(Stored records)
-- Start --

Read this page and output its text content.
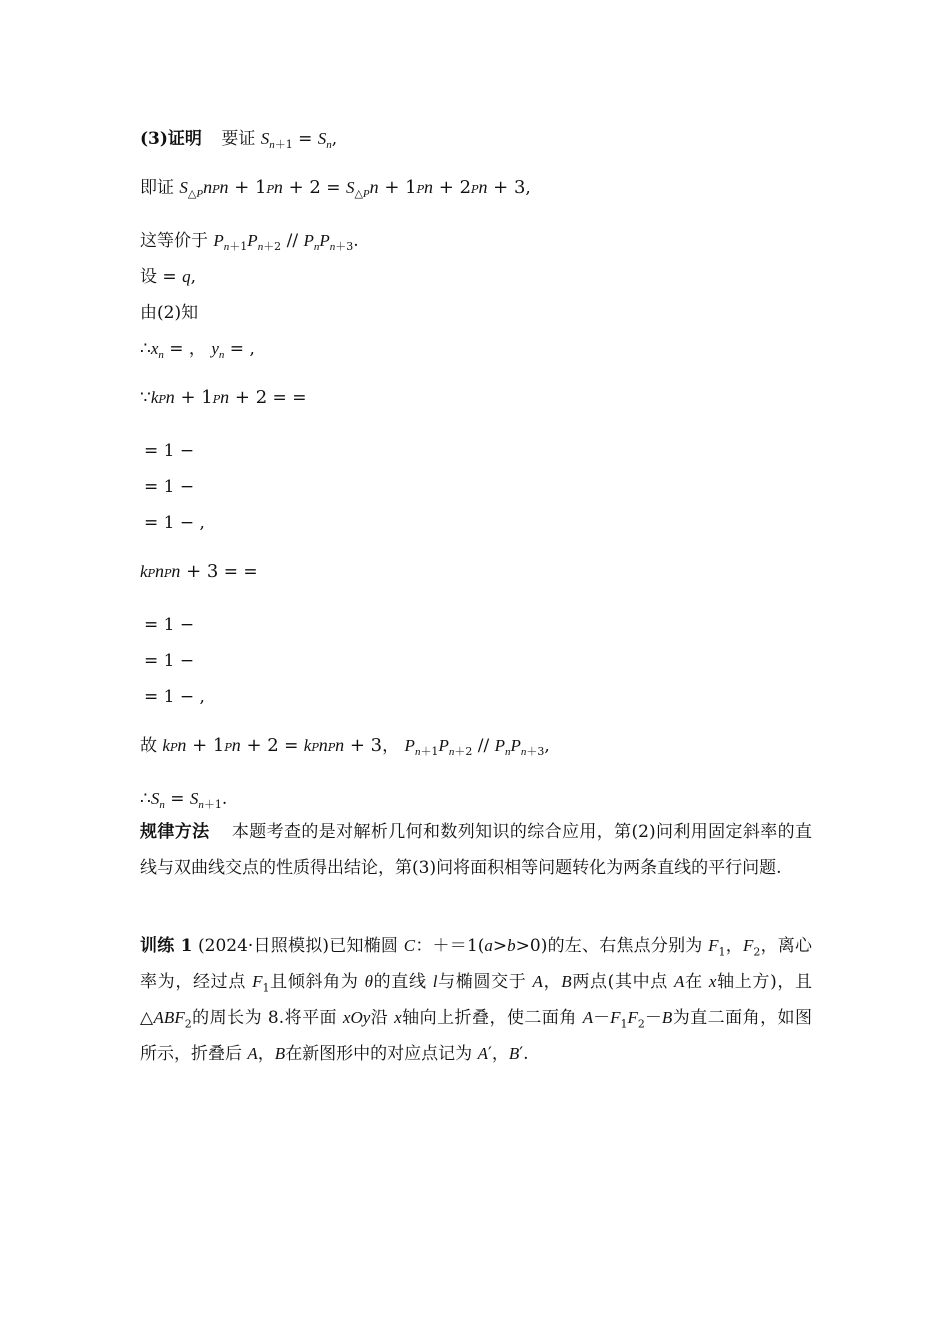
(3)证明 要证 $S_{n+1} = S_n$,
即证 $S_{\triangle P}nPn + 1Pn + 2 = S_{\triangle P}n + 1Pn + 2Pn + 3$,
这等价于 $P_{n+1}P_{n+2} // P_nP_{n+3}$.
设 = q,
由(2)知
$\therefore x_n$ = ， $y_n$ = ,
∵kPn + 1Pn + 2 = =
= 1 −
= 1 −
= 1 − ,
kPnPn + 3 = =
= 1 −
= 1 −
= 1 − ,
故 kPn + 1Pn + 2 = kPnPn + 3， $P_{n+1}P_{n+2} // P_nP_{n+3}$,
$\therefore S_n = S_{n+1}$.
规律方法 本题考查的是对解析几何和数列知识的综合应用，第(2)问利用固定斜率的直线与双曲线交点的性质得出结论，第(3)问将面积相等问题转化为两条直线的平行问题.
训练 1 (2024·日照模拟)已知椭圆 C：＋＝1(a>b>0)的左、右焦点分别为 $F_1$，$F_2$，离心率为，经过点 $F_1$且倾斜角为 θ的直线 l与椭圆交于 A，B两点(其中点 A在 x轴上方)，且$\triangle ABF_2$的周长为 8.将平面 xOy沿 x轴向上折叠，使二面角 $A-F_1F_2-B$为直二面角，如图所示，折叠后 A，B在新图形中的对应点记为 A′，B′.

-- End --

What to work on →
Transcribe the records above exactly, omitting every picture they contain.

Response to this task →
Read this page and output its text content.
(3)证明 要证 $S_{n+1} = S_n$,
即证 $S_{\triangle P}nPn + 1Pn + 2 = S_{\triangle P}n + 1Pn + 2Pn + 3$,
这等价于 $P_{n+1}P_{n+2} // P_nP_{n+3}$.
设 = q,
由(2)知
$\therefore x_n$ = ， $y_n$ = ,
∵kPn + 1Pn + 2 = =
= 1 −
= 1 −
= 1 − ,
kPnPn + 3 = =
= 1 −
= 1 −
= 1 − ,
故 kPn + 1Pn + 2 = kPnPn + 3， $P_{n+1}P_{n+2} // P_nP_{n+3}$,
$\therefore S_n = S_{n+1}$.
规律方法 本题考查的是对解析几何和数列知识的综合应用，第(2)问利用固定斜率的直线与双曲线交点的性质得出结论，第(3)问将面积相等问题转化为两条直线的平行问题.
训练 1 (2024·日照模拟)已知椭圆 C：＋＝1(a>b>0)的左、右焦点分别为 $F_1$，$F_2$，离心率为，经过点 $F_1$且倾斜角为 θ的直线 l与椭圆交于 A，B两点(其中点 A在 x轴上方)，且$\triangle ABF_2$的周长为 8.将平面 xOy沿 x轴向上折叠，使二面角 $A-F_1F_2-B$为直二面角，如图所示，折叠后 A，B在新图形中的对应点记为 A′，B′.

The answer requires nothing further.